-- DIRECTIONS FOR THIS TASK --
The entries below are to be repeated exactly as they stand.

-- SUPPLIED RECORDS --
* begin *

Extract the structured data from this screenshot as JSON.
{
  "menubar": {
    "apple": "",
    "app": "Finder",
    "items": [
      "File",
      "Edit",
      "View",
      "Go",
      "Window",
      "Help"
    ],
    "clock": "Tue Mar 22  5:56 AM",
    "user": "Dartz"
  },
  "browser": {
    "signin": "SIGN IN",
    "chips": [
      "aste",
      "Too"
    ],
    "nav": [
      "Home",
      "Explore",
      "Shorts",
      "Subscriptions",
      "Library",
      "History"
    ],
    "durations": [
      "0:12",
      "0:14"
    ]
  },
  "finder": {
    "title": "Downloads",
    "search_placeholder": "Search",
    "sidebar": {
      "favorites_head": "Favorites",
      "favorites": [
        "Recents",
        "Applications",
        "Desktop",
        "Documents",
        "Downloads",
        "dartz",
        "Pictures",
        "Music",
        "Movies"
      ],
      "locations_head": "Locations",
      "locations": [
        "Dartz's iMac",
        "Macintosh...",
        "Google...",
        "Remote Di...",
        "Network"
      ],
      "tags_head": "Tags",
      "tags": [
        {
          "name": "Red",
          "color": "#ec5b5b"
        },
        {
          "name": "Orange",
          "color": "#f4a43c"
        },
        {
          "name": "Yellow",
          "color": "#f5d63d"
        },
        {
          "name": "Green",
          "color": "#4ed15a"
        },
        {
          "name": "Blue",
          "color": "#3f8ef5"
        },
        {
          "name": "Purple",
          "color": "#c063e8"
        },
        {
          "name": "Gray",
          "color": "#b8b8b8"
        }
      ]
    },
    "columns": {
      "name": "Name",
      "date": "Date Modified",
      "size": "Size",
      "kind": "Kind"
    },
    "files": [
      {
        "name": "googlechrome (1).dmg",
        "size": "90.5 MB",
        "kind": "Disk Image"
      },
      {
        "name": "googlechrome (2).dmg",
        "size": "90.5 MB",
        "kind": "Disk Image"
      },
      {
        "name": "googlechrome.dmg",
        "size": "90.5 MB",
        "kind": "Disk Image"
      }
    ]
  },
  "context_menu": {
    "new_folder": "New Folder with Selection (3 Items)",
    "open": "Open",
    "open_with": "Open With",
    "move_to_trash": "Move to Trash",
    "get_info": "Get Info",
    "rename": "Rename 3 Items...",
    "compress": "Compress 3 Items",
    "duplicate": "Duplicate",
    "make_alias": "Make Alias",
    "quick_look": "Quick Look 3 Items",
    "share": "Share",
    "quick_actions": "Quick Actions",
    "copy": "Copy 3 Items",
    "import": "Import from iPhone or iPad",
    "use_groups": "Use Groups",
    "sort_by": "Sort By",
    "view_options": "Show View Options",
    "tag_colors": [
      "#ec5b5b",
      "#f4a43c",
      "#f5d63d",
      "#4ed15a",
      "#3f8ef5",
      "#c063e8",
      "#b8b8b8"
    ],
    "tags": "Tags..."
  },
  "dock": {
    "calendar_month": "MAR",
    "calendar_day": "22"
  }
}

* end *

-- TASK RESPONSE --
Extract the structured data from this screenshot as JSON.
{
  "menubar": {
    "apple": "",
    "app": "Finder",
    "items": [
      "File",
      "Edit",
      "View",
      "Go",
      "Window",
      "Help"
    ],
    "clock": "Tue Mar 22  5:56 AM",
    "user": "Dartz"
  },
  "browser": {
    "signin": "SIGN IN",
    "chips": [
      "aste",
      "Too"
    ],
    "nav": [
      "Home",
      "Explore",
      "Shorts",
      "Subscriptions",
      "Library",
      "History"
    ],
    "durations": [
      "0:12",
      "0:14"
    ]
  },
  "finder": {
    "title": "Downloads",
    "search_placeholder": "Search",
    "sidebar": {
      "favorites_head": "Favorites",
      "favorites": [
        "Recents",
        "Applications",
        "Desktop",
        "Documents",
        "Downloads",
        "dartz",
        "Pictures",
        "Music",
        "Movies"
      ],
      "locations_head": "Locations",
      "locations": [
        "Dartz's iMac",
        "Macintosh...",
        "Google...",
        "Remote Di...",
        "Network"
      ],
      "tags_head": "Tags",
      "tags": [
        {
          "name": "Red",
          "color": "#ec5b5b"
        },
        {
          "name": "Orange",
          "color": "#f4a43c"
        },
        {
          "name": "Yellow",
          "color": "#f5d63d"
        },
        {
          "name": "Green",
          "color": "#4ed15a"
        },
        {
          "name": "Blue",
          "color": "#3f8ef5"
        },
        {
          "name": "Purple",
          "color": "#c063e8"
        },
        {
          "name": "Gray",
          "color": "#b8b8b8"
        }
      ]
    },
    "columns": {
      "name": "Name",
      "date": "Date Modified",
      "size": "Size",
      "kind": "Kind"
    },
    "files": [
      {
        "name": "googlechrome (1).dmg",
        "size": "90.5 MB",
        "kind": "Disk Image"
      },
      {
        "name": "googlechrome (2).dmg",
        "size": "90.5 MB",
        "kind": "Disk Image"
      },
      {
        "name": "googlechrome.dmg",
        "size": "90.5 MB",
        "kind": "Disk Image"
      }
    ]
  },
  "context_menu": {
    "new_folder": "New Folder with Selection (3 Items)",
    "open": "Open",
    "open_with": "Open With",
    "move_to_trash": "Move to Trash",
    "get_info": "Get Info",
    "rename": "Rename 3 Items...",
    "compress": "Compress 3 Items",
    "duplicate": "Duplicate",
    "make_alias": "Make Alias",
    "quick_look": "Quick Look 3 Items",
    "share": "Share",
    "quick_actions": "Quick Actions",
    "copy": "Copy 3 Items",
    "import": "Import from iPhone or iPad",
    "use_groups": "Use Groups",
    "sort_by": "Sort By",
    "view_options": "Show View Options",
    "tag_colors": [
      "#ec5b5b",
      "#f4a43c",
      "#f5d63d",
      "#4ed15a",
      "#3f8ef5",
      "#c063e8",
      "#b8b8b8"
    ],
    "tags": "Tags..."
  },
  "dock": {
    "calendar_month": "MAR",
    "calendar_day": "22"
  }
}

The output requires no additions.